Exercise prompt:
Type every record exactly as it appears.

Raw records:
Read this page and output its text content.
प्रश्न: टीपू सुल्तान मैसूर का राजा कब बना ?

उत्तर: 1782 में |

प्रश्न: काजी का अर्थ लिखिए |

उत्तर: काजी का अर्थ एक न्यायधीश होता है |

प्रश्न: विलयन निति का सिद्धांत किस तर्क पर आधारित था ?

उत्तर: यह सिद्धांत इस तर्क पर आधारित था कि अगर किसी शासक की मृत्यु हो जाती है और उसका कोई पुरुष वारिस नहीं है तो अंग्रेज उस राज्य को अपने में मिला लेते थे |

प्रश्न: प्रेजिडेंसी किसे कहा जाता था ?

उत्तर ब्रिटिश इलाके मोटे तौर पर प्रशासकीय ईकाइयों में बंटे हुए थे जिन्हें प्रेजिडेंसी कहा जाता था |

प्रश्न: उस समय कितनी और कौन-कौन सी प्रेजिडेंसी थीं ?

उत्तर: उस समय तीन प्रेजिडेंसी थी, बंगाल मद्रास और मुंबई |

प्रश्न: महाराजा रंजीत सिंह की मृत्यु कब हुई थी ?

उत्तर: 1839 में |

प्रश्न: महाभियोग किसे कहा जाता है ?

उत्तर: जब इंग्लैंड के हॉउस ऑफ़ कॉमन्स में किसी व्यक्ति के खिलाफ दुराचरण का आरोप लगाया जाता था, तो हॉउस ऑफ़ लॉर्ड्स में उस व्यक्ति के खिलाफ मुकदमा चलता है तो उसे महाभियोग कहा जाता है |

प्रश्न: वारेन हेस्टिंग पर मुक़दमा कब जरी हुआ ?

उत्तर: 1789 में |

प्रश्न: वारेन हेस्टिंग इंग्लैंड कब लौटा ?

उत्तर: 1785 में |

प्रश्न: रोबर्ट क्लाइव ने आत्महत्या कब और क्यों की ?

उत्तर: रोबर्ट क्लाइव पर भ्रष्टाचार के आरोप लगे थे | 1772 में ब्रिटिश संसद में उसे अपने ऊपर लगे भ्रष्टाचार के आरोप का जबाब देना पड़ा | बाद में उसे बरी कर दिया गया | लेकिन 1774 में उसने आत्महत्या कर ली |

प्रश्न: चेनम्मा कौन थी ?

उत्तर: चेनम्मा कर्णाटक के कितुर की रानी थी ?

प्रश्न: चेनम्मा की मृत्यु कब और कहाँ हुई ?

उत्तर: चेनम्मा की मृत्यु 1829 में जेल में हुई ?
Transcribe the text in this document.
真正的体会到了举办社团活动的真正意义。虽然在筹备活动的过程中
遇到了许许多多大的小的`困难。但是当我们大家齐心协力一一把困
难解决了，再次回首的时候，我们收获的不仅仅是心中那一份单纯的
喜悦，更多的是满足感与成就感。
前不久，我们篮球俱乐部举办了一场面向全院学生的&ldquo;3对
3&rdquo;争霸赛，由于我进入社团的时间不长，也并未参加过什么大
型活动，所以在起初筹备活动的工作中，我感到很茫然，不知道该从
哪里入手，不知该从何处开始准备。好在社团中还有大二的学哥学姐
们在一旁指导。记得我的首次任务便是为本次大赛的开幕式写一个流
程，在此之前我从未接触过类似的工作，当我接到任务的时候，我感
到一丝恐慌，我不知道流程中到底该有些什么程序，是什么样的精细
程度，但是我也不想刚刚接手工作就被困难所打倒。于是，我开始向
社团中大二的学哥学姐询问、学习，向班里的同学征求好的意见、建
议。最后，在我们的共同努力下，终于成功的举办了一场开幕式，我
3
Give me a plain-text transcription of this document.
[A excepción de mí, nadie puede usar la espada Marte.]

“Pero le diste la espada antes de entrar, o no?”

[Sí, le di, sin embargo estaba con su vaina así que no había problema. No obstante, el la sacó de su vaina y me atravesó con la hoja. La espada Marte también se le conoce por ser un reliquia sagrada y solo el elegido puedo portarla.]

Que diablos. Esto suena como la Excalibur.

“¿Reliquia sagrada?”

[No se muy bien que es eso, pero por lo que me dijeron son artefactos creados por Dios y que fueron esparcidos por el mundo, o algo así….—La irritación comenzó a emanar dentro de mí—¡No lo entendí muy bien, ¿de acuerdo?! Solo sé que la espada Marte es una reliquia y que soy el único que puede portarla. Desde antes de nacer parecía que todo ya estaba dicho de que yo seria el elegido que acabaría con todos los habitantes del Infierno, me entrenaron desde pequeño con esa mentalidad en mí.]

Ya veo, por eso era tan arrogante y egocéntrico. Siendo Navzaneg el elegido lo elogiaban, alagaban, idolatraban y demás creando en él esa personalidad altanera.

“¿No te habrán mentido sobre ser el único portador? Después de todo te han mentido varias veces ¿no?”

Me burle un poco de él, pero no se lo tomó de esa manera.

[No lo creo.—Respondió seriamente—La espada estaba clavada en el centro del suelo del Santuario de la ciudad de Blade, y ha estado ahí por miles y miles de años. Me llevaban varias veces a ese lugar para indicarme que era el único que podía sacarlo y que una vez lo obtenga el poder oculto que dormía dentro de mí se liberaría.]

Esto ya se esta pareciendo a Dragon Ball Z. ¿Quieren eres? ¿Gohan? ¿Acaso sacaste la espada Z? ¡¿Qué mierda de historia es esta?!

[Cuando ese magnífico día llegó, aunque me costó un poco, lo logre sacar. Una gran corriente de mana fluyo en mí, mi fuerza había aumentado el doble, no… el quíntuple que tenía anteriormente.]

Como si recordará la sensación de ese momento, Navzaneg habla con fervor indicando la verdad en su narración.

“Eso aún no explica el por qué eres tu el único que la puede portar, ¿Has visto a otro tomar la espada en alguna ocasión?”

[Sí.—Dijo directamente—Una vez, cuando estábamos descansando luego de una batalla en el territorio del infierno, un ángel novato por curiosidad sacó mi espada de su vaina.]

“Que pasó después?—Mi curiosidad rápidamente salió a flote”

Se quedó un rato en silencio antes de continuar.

Answer to this exercise:
Read this page and output its text content.
प्रश्न: टीपू सुल्तान मैसूर का राजा कब बना ?

उत्तर: 1782 में |

प्रश्न: काजी का अर्थ लिखिए |

उत्तर: काजी का अर्थ एक न्यायधीश होता है |

प्रश्न: विलयन निति का सिद्धांत किस तर्क पर आधारित था ?

उत्तर: यह सिद्धांत इस तर्क पर आधारित था कि अगर किसी शासक की मृत्यु हो जाती है और उसका कोई पुरुष वारिस नहीं है तो अंग्रेज उस राज्य को अपने में मिला लेते थे |

प्रश्न: प्रेजिडेंसी किसे कहा जाता था ?

उत्तर ब्रिटिश इलाके मोटे तौर पर प्रशासकीय ईकाइयों में बंटे हुए थे जिन्हें प्रेजिडेंसी कहा जाता था |

प्रश्न: उस समय कितनी और कौन-कौन सी प्रेजिडेंसी थीं ?

उत्तर: उस समय तीन प्रेजिडेंसी थी, बंगाल मद्रास और मुंबई |

प्रश्न: महाराजा रंजीत सिंह की मृत्यु कब हुई थी ?

उत्तर: 1839 में |

प्रश्न: महाभियोग किसे कहा जाता है ?

उत्तर: जब इंग्लैंड के हॉउस ऑफ़ कॉमन्स में किसी व्यक्ति के खिलाफ दुराचरण का आरोप लगाया जाता था, तो हॉउस ऑफ़ लॉर्ड्स में उस व्यक्ति के खिलाफ मुकदमा चलता है तो उसे महाभियोग कहा जाता है |

प्रश्न: वारेन हेस्टिंग पर मुक़दमा कब जरी हुआ ?

उत्तर: 1789 में |

प्रश्न: वारेन हेस्टिंग इंग्लैंड कब लौटा ?

उत्तर: 1785 में |

प्रश्न: रोबर्ट क्लाइव ने आत्महत्या कब और क्यों की ?

उत्तर: रोबर्ट क्लाइव पर भ्रष्टाचार के आरोप लगे थे | 1772 में ब्रिटिश संसद में उसे अपने ऊपर लगे भ्रष्टाचार के आरोप का जबाब देना पड़ा | बाद में उसे बरी कर दिया गया | लेकिन 1774 में उसने आत्महत्या कर ली |

प्रश्न: चेनम्मा कौन थी ?

उत्तर: चेनम्मा कर्णाटक के कितुर की रानी थी ?

प्रश्न: चेनम्मा की मृत्यु कब और कहाँ हुई ?

उत्तर: चेनम्मा की मृत्यु 1829 में जेल में हुई ?
Transcribe the text in this document.
真正的体会到了举办社团活动的真正意义。虽然在筹备活动的过程中
遇到了许许多多大的小的`困难。但是当我们大家齐心协力一一把困
难解决了，再次回首的时候，我们收获的不仅仅是心中那一份单纯的
喜悦，更多的是满足感与成就感。
前不久，我们篮球俱乐部举办了一场面向全院学生的&ldquo;3对
3&rdquo;争霸赛，由于我进入社团的时间不长，也并未参加过什么大
型活动，所以在起初筹备活动的工作中，我感到很茫然，不知道该从
哪里入手，不知该从何处开始准备。好在社团中还有大二的学哥学姐
们在一旁指导。记得我的首次任务便是为本次大赛的开幕式写一个流
程，在此之前我从未接触过类似的工作，当我接到任务的时候，我感
到一丝恐慌，我不知道流程中到底该有些什么程序，是什么样的精细
程度，但是我也不想刚刚接手工作就被困难所打倒。于是，我开始向
社团中大二的学哥学姐询问、学习，向班里的同学征求好的意见、建
议。最后，在我们的共同努力下，终于成功的举办了一场开幕式，我
3
Give me a plain-text transcription of this document.
[A excepción de mí, nadie puede usar la espada Marte.]

“Pero le diste la espada antes de entrar, o no?”

[Sí, le di, sin embargo estaba con su vaina así que no había problema. No obstante, el la sacó de su vaina y me atravesó con la hoja. La espada Marte también se le conoce por ser un reliquia sagrada y solo el elegido puedo portarla.]

Que diablos. Esto suena como la Excalibur.

“¿Reliquia sagrada?”

[No se muy bien que es eso, pero por lo que me dijeron son artefactos creados por Dios y que fueron esparcidos por el mundo, o algo así….—La irritación comenzó a emanar dentro de mí—¡No lo entendí muy bien, ¿de acuerdo?! Solo sé que la espada Marte es una reliquia y que soy el único que puede portarla. Desde antes de nacer parecía que todo ya estaba dicho de que yo seria el elegido que acabaría con todos los habitantes del Infierno, me entrenaron desde pequeño con esa mentalidad en mí.]

Ya veo, por eso era tan arrogante y egocéntrico. Siendo Navzaneg el elegido lo elogiaban, alagaban, idolatraban y demás creando en él esa personalidad altanera.

“¿No te habrán mentido sobre ser el único portador? Después de todo te han mentido varias veces ¿no?”

Me burle un poco de él, pero no se lo tomó de esa manera.

[No lo creo.—Respondió seriamente—La espada estaba clavada en el centro del suelo del Santuario de la ciudad de Blade, y ha estado ahí por miles y miles de años. Me llevaban varias veces a ese lugar para indicarme que era el único que podía sacarlo y que una vez lo obtenga el poder oculto que dormía dentro de mí se liberaría.]

Esto ya se esta pareciendo a Dragon Ball Z. ¿Quieren eres? ¿Gohan? ¿Acaso sacaste la espada Z? ¡¿Qué mierda de historia es esta?!

[Cuando ese magnífico día llegó, aunque me costó un poco, lo logre sacar. Una gran corriente de mana fluyo en mí, mi fuerza había aumentado el doble, no… el quíntuple que tenía anteriormente.]

Como si recordará la sensación de ese momento, Navzaneg habla con fervor indicando la verdad en su narración.

“Eso aún no explica el por qué eres tu el único que la puede portar, ¿Has visto a otro tomar la espada en alguna ocasión?”

[Sí.—Dijo directamente—Una vez, cuando estábamos descansando luego de una batalla en el territorio del infierno, un ángel novato por curiosidad sacó mi espada de su vaina.]

“Que pasó después?—Mi curiosidad rápidamente salió a flote”

Se quedó un rato en silencio antes de continuar.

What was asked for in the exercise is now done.